# TASK STATEMENT
Transcribe the listing below word for word.

-- Begin STORED ROWS --

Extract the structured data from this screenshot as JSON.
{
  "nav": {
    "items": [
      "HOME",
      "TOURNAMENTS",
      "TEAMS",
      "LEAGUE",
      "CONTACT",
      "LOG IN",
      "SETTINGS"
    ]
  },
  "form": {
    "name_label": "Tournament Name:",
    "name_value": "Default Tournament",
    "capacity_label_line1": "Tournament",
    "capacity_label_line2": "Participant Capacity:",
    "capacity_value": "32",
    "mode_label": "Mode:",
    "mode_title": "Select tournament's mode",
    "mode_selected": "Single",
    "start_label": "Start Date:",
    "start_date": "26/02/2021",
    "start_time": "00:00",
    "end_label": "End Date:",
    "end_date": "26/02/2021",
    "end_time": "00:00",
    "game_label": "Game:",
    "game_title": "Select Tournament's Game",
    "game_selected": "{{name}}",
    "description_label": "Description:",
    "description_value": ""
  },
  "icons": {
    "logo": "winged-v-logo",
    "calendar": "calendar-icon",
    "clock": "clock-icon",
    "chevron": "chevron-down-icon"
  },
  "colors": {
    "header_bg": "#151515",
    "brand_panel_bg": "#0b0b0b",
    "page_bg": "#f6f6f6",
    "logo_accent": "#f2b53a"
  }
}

-- End STORED ROWS --

# COMPLETED EXERCISE
Extract the structured data from this screenshot as JSON.
{
  "nav": {
    "items": [
      "HOME",
      "TOURNAMENTS",
      "TEAMS",
      "LEAGUE",
      "CONTACT",
      "LOG IN",
      "SETTINGS"
    ]
  },
  "form": {
    "name_label": "Tournament Name:",
    "name_value": "Default Tournament",
    "capacity_label_line1": "Tournament",
    "capacity_label_line2": "Participant Capacity:",
    "capacity_value": "32",
    "mode_label": "Mode:",
    "mode_title": "Select tournament's mode",
    "mode_selected": "Single",
    "start_label": "Start Date:",
    "start_date": "26/02/2021",
    "start_time": "00:00",
    "end_label": "End Date:",
    "end_date": "26/02/2021",
    "end_time": "00:00",
    "game_label": "Game:",
    "game_title": "Select Tournament's Game",
    "game_selected": "{{name}}",
    "description_label": "Description:",
    "description_value": ""
  },
  "icons": {
    "logo": "winged-v-logo",
    "calendar": "calendar-icon",
    "clock": "clock-icon",
    "chevron": "chevron-down-icon"
  },
  "colors": {
    "header_bg": "#151515",
    "brand_panel_bg": "#0b0b0b",
    "page_bg": "#f6f6f6",
    "logo_accent": "#f2b53a"
  }
}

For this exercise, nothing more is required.